··· Dataset rows ···
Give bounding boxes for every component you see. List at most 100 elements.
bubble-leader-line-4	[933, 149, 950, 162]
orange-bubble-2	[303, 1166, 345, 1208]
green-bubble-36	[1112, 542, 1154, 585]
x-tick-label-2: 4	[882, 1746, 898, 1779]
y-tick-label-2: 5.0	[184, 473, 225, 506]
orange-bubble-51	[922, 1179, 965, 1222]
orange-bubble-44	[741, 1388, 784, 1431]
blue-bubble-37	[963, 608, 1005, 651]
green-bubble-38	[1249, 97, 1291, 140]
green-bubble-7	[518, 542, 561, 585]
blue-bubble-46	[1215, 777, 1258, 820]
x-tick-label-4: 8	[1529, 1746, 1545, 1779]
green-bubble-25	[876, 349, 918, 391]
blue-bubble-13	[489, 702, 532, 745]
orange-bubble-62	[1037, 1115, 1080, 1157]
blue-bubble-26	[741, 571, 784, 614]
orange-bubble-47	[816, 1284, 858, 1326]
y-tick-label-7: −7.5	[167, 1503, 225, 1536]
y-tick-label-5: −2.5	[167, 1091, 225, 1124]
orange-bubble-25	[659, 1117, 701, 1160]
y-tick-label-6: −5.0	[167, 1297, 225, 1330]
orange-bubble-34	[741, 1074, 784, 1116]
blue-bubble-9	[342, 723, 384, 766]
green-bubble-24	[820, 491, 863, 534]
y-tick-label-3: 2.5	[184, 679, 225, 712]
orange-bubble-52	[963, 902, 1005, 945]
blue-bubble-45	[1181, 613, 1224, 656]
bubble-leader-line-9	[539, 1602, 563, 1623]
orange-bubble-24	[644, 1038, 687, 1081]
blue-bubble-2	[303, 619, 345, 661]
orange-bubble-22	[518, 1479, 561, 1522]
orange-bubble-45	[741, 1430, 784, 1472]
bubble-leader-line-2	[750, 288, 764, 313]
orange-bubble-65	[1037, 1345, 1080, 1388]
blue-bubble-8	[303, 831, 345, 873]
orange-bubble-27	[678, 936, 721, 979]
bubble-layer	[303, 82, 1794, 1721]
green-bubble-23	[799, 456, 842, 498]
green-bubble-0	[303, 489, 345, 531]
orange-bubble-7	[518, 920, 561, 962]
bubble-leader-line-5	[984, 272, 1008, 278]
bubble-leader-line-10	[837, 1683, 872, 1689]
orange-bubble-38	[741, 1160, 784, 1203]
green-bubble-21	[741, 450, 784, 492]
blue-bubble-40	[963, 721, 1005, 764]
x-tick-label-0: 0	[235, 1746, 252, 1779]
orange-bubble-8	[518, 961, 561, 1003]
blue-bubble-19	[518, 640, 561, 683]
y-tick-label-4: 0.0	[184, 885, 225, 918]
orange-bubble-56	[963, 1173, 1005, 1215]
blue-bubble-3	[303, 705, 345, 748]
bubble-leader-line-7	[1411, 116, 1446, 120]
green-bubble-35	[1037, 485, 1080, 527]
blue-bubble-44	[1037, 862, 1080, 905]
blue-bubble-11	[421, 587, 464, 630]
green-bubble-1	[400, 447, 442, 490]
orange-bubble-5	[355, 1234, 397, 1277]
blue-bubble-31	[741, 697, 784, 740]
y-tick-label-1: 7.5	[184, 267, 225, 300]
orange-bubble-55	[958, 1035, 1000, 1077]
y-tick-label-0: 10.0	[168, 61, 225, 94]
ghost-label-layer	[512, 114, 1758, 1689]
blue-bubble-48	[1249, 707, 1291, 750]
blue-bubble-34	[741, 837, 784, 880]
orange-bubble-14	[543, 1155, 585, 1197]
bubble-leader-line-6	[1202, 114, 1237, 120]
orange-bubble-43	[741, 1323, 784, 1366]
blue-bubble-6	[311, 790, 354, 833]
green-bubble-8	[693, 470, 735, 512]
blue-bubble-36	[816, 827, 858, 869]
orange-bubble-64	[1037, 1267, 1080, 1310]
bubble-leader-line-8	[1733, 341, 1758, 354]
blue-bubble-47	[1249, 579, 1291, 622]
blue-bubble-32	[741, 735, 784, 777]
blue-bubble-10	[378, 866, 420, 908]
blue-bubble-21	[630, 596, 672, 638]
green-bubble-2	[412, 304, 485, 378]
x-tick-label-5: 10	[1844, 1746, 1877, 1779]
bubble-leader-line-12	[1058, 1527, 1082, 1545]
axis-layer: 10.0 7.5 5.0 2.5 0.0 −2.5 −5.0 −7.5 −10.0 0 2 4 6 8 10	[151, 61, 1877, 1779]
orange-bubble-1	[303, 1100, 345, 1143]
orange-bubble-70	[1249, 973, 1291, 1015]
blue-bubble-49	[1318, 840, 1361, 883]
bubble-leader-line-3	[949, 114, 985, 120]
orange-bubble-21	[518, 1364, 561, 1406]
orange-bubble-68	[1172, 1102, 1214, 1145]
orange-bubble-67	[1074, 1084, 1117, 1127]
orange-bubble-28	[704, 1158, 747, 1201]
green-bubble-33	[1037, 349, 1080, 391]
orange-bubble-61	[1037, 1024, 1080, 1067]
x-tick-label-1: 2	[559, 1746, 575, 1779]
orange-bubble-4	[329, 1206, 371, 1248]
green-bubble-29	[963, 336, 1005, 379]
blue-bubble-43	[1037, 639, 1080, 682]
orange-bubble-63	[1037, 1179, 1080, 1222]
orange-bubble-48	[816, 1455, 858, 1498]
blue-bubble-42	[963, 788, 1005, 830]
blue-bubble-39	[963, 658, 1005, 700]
···
Throughout the listing above, rename "bubble-leader-line" to "callout-line" and reproduce every line with nothing else changed.

Give bounding boxes for every component you see. List at most 100 elements.
callout-line-4	[933, 149, 950, 162]
orange-bubble-2	[303, 1166, 345, 1208]
green-bubble-36	[1112, 542, 1154, 585]
x-tick-label-2: 4	[882, 1746, 898, 1779]
y-tick-label-2: 5.0	[184, 473, 225, 506]
orange-bubble-51	[922, 1179, 965, 1222]
orange-bubble-44	[741, 1388, 784, 1431]
blue-bubble-37	[963, 608, 1005, 651]
green-bubble-38	[1249, 97, 1291, 140]
green-bubble-7	[518, 542, 561, 585]
blue-bubble-46	[1215, 777, 1258, 820]
x-tick-label-4: 8	[1529, 1746, 1545, 1779]
green-bubble-25	[876, 349, 918, 391]
blue-bubble-13	[489, 702, 532, 745]
orange-bubble-62	[1037, 1115, 1080, 1157]
blue-bubble-26	[741, 571, 784, 614]
orange-bubble-47	[816, 1284, 858, 1326]
y-tick-label-7: −7.5	[167, 1503, 225, 1536]
y-tick-label-5: −2.5	[167, 1091, 225, 1124]
orange-bubble-25	[659, 1117, 701, 1160]
y-tick-label-6: −5.0	[167, 1297, 225, 1330]
orange-bubble-34	[741, 1074, 784, 1116]
blue-bubble-9	[342, 723, 384, 766]
green-bubble-24	[820, 491, 863, 534]
y-tick-label-3: 2.5	[184, 679, 225, 712]
orange-bubble-52	[963, 902, 1005, 945]
blue-bubble-45	[1181, 613, 1224, 656]
callout-line-9	[539, 1602, 563, 1623]
orange-bubble-24	[644, 1038, 687, 1081]
blue-bubble-2	[303, 619, 345, 661]
orange-bubble-22	[518, 1479, 561, 1522]
orange-bubble-45	[741, 1430, 784, 1472]
callout-line-2	[750, 288, 764, 313]
orange-bubble-65	[1037, 1345, 1080, 1388]
blue-bubble-8	[303, 831, 345, 873]
orange-bubble-27	[678, 936, 721, 979]
bubble-layer	[303, 82, 1794, 1721]
green-bubble-23	[799, 456, 842, 498]
green-bubble-0	[303, 489, 345, 531]
orange-bubble-7	[518, 920, 561, 962]
callout-line-5	[984, 272, 1008, 278]
callout-line-10	[837, 1683, 872, 1689]
orange-bubble-38	[741, 1160, 784, 1203]
green-bubble-21	[741, 450, 784, 492]
blue-bubble-40	[963, 721, 1005, 764]
x-tick-label-0: 0	[235, 1746, 252, 1779]
orange-bubble-8	[518, 961, 561, 1003]
blue-bubble-19	[518, 640, 561, 683]
y-tick-label-4: 0.0	[184, 885, 225, 918]
orange-bubble-56	[963, 1173, 1005, 1215]
blue-bubble-3	[303, 705, 345, 748]
callout-line-7	[1411, 116, 1446, 120]
green-bubble-35	[1037, 485, 1080, 527]
blue-bubble-44	[1037, 862, 1080, 905]
blue-bubble-11	[421, 587, 464, 630]
green-bubble-1	[400, 447, 442, 490]
orange-bubble-5	[355, 1234, 397, 1277]
blue-bubble-31	[741, 697, 784, 740]
y-tick-label-1: 7.5	[184, 267, 225, 300]
orange-bubble-55	[958, 1035, 1000, 1077]
y-tick-label-0: 10.0	[168, 61, 225, 94]
ghost-label-layer	[512, 114, 1758, 1689]
blue-bubble-48	[1249, 707, 1291, 750]
blue-bubble-34	[741, 837, 784, 880]
orange-bubble-14	[543, 1155, 585, 1197]
callout-line-6	[1202, 114, 1237, 120]
orange-bubble-43	[741, 1323, 784, 1366]
blue-bubble-6	[311, 790, 354, 833]
green-bubble-8	[693, 470, 735, 512]
blue-bubble-36	[816, 827, 858, 869]
orange-bubble-64	[1037, 1267, 1080, 1310]
callout-line-8	[1733, 341, 1758, 354]
blue-bubble-47	[1249, 579, 1291, 622]
blue-bubble-32	[741, 735, 784, 777]
blue-bubble-10	[378, 866, 420, 908]
blue-bubble-21	[630, 596, 672, 638]
green-bubble-2	[412, 304, 485, 378]
x-tick-label-5: 10	[1844, 1746, 1877, 1779]
callout-line-12	[1058, 1527, 1082, 1545]
axis-layer: 10.0 7.5 5.0 2.5 0.0 −2.5 −5.0 −7.5 −10.0 0 2 4 6 8 10	[151, 61, 1877, 1779]
orange-bubble-1	[303, 1100, 345, 1143]
orange-bubble-70	[1249, 973, 1291, 1015]
blue-bubble-49	[1318, 840, 1361, 883]
callout-line-3	[949, 114, 985, 120]
orange-bubble-21	[518, 1364, 561, 1406]
orange-bubble-68	[1172, 1102, 1214, 1145]
orange-bubble-67	[1074, 1084, 1117, 1127]
orange-bubble-28	[704, 1158, 747, 1201]
green-bubble-33	[1037, 349, 1080, 391]
orange-bubble-61	[1037, 1024, 1080, 1067]
x-tick-label-1: 2	[559, 1746, 575, 1779]
orange-bubble-4	[329, 1206, 371, 1248]
green-bubble-29	[963, 336, 1005, 379]
blue-bubble-43	[1037, 639, 1080, 682]
orange-bubble-63	[1037, 1179, 1080, 1222]
orange-bubble-48	[816, 1455, 858, 1498]
blue-bubble-42	[963, 788, 1005, 830]
blue-bubble-39	[963, 658, 1005, 700]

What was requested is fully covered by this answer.